▸ **Exercise brief**:
Faithfully return all lines, omitting every embedded picture.

(Stored records)
★ ★ ★ ★ ★ ★ ★

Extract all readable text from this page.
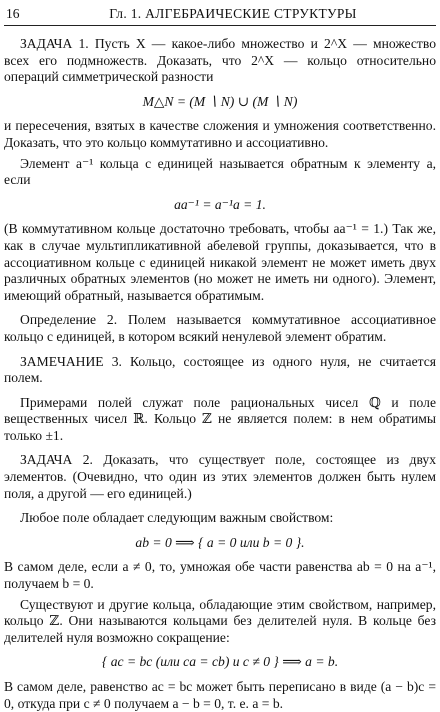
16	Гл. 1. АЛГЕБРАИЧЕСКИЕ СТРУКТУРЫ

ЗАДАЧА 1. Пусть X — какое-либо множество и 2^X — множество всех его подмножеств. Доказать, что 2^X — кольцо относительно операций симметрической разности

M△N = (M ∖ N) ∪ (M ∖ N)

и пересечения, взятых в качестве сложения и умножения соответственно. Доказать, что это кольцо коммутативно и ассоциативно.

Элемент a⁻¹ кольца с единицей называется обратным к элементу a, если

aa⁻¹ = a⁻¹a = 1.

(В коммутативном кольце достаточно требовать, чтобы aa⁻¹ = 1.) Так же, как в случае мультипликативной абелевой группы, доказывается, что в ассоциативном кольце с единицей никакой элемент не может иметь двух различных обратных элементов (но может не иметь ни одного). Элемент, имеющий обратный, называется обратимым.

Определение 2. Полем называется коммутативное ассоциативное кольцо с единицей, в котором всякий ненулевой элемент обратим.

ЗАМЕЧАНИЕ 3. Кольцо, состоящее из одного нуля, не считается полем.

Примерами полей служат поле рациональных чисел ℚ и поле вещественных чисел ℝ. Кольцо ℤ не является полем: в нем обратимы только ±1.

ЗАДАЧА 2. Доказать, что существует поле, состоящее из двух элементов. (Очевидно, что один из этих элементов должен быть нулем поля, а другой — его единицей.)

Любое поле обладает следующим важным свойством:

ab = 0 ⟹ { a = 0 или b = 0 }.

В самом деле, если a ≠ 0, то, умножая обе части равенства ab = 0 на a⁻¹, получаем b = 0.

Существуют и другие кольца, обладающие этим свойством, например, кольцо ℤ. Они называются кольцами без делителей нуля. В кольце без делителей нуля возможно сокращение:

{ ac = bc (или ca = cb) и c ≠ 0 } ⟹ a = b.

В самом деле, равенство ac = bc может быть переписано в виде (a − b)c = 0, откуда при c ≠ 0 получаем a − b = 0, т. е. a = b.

★ ★ ★ ★ ★ ★ ★

▸ **Solution below**:
Extract all readable text from this page.
16	Гл. 1. АЛГЕБРАИЧЕСКИЕ СТРУКТУРЫ

ЗАДАЧА 1. Пусть X — какое-либо множество и 2^X — множество всех его подмножеств. Доказать, что 2^X — кольцо относительно операций симметрической разности

M△N = (M ∖ N) ∪ (M ∖ N)

и пересечения, взятых в качестве сложения и умножения соответственно. Доказать, что это кольцо коммутативно и ассоциативно.

Элемент a⁻¹ кольца с единицей называется обратным к элементу a, если

aa⁻¹ = a⁻¹a = 1.

(В коммутативном кольце достаточно требовать, чтобы aa⁻¹ = 1.) Так же, как в случае мультипликативной абелевой группы, доказывается, что в ассоциативном кольце с единицей никакой элемент не может иметь двух различных обратных элементов (но может не иметь ни одного). Элемент, имеющий обратный, называется обратимым.

Определение 2. Полем называется коммутативное ассоциативное кольцо с единицей, в котором всякий ненулевой элемент обратим.

ЗАМЕЧАНИЕ 3. Кольцо, состоящее из одного нуля, не считается полем.

Примерами полей служат поле рациональных чисел ℚ и поле вещественных чисел ℝ. Кольцо ℤ не является полем: в нем обратимы только ±1.

ЗАДАЧА 2. Доказать, что существует поле, состоящее из двух элементов. (Очевидно, что один из этих элементов должен быть нулем поля, а другой — его единицей.)

Любое поле обладает следующим важным свойством:

ab = 0 ⟹ { a = 0 или b = 0 }.

В самом деле, если a ≠ 0, то, умножая обе части равенства ab = 0 на a⁻¹, получаем b = 0.

Существуют и другие кольца, обладающие этим свойством, например, кольцо ℤ. Они называются кольцами без делителей нуля. В кольце без делителей нуля возможно сокращение:

{ ac = bc (или ca = cb) и c ≠ 0 } ⟹ a = b.

В самом деле, равенство ac = bc может быть переписано в виде (a − b)c = 0, откуда при c ≠ 0 получаем a − b = 0, т. е. a = b.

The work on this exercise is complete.